▶ **Exercise brief**
Below are some records; reproduce every one of them exactly.
++++ Records for this task ++++
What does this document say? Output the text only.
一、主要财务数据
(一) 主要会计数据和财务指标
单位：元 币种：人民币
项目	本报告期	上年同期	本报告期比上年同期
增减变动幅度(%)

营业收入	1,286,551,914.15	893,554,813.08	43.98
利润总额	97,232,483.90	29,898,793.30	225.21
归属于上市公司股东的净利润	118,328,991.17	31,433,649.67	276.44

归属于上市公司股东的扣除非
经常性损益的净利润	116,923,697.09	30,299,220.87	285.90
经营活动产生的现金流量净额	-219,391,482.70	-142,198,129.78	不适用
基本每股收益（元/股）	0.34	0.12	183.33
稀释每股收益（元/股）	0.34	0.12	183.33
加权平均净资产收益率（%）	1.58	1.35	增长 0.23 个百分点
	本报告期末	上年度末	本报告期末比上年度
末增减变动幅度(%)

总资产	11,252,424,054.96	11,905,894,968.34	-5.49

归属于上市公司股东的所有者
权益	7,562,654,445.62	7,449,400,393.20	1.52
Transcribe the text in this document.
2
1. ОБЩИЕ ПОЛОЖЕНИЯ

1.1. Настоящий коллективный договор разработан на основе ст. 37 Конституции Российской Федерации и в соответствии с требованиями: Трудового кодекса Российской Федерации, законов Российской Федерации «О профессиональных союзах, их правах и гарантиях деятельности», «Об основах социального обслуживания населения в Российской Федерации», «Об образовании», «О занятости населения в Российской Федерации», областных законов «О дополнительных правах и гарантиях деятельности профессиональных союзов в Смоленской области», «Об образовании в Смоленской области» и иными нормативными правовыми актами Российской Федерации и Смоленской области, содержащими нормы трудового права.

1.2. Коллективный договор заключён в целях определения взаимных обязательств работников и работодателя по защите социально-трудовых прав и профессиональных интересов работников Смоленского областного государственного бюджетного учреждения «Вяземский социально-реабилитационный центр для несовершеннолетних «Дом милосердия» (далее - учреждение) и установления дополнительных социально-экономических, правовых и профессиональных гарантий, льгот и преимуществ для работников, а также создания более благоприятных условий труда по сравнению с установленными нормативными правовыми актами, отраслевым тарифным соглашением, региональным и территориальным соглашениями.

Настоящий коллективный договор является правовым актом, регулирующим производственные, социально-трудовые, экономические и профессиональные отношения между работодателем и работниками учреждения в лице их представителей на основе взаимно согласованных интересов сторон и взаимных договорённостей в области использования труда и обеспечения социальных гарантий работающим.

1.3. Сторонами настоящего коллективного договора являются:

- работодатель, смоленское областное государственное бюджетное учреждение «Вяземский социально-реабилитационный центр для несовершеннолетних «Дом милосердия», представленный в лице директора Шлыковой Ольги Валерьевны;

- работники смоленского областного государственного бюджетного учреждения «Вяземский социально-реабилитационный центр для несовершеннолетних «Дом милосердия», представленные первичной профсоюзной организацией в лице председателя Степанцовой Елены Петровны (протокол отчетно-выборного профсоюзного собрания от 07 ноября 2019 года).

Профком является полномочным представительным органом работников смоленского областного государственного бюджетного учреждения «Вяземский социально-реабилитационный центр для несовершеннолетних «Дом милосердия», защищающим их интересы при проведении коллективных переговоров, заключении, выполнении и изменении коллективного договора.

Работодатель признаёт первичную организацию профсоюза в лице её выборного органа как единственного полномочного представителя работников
++++
▶ **Answer below**
What does this document say? Output the text only.
一、主要财务数据
(一) 主要会计数据和财务指标
单位：元 币种：人民币
项目	本报告期	上年同期	本报告期比上年同期
增减变动幅度(%)

营业收入	1,286,551,914.15	893,554,813.08	43.98
利润总额	97,232,483.90	29,898,793.30	225.21
归属于上市公司股东的净利润	118,328,991.17	31,433,649.67	276.44

归属于上市公司股东的扣除非
经常性损益的净利润	116,923,697.09	30,299,220.87	285.90
经营活动产生的现金流量净额	-219,391,482.70	-142,198,129.78	不适用
基本每股收益（元/股）	0.34	0.12	183.33
稀释每股收益（元/股）	0.34	0.12	183.33
加权平均净资产收益率（%）	1.58	1.35	增长 0.23 个百分点
	本报告期末	上年度末	本报告期末比上年度
末增减变动幅度(%)

总资产	11,252,424,054.96	11,905,894,968.34	-5.49

归属于上市公司股东的所有者
权益	7,562,654,445.62	7,449,400,393.20	1.52
Transcribe the text in this document.
2
1. ОБЩИЕ ПОЛОЖЕНИЯ

1.1. Настоящий коллективный договор разработан на основе ст. 37 Конституции Российской Федерации и в соответствии с требованиями: Трудового кодекса Российской Федерации, законов Российской Федерации «О профессиональных союзах, их правах и гарантиях деятельности», «Об основах социального обслуживания населения в Российской Федерации», «Об образовании», «О занятости населения в Российской Федерации», областных законов «О дополнительных правах и гарантиях деятельности профессиональных союзов в Смоленской области», «Об образовании в Смоленской области» и иными нормативными правовыми актами Российской Федерации и Смоленской области, содержащими нормы трудового права.

1.2. Коллективный договор заключён в целях определения взаимных обязательств работников и работодателя по защите социально-трудовых прав и профессиональных интересов работников Смоленского областного государственного бюджетного учреждения «Вяземский социально-реабилитационный центр для несовершеннолетних «Дом милосердия» (далее - учреждение) и установления дополнительных социально-экономических, правовых и профессиональных гарантий, льгот и преимуществ для работников, а также создания более благоприятных условий труда по сравнению с установленными нормативными правовыми актами, отраслевым тарифным соглашением, региональным и территориальным соглашениями.

Настоящий коллективный договор является правовым актом, регулирующим производственные, социально-трудовые, экономические и профессиональные отношения между работодателем и работниками учреждения в лице их представителей на основе взаимно согласованных интересов сторон и взаимных договорённостей в области использования труда и обеспечения социальных гарантий работающим.

1.3. Сторонами настоящего коллективного договора являются:

- работодатель, смоленское областное государственное бюджетное учреждение «Вяземский социально-реабилитационный центр для несовершеннолетних «Дом милосердия», представленный в лице директора Шлыковой Ольги Валерьевны;

- работники смоленского областного государственного бюджетного учреждения «Вяземский социально-реабилитационный центр для несовершеннолетних «Дом милосердия», представленные первичной профсоюзной организацией в лице председателя Степанцовой Елены Петровны (протокол отчетно-выборного профсоюзного собрания от 07 ноября 2019 года).

Профком является полномочным представительным органом работников смоленского областного государственного бюджетного учреждения «Вяземский социально-реабилитационный центр для несовершеннолетних «Дом милосердия», защищающим их интересы при проведении коллективных переговоров, заключении, выполнении и изменении коллективного договора.

Работодатель признаёт первичную организацию профсоюза в лице её выборного органа как единственного полномочного представителя работников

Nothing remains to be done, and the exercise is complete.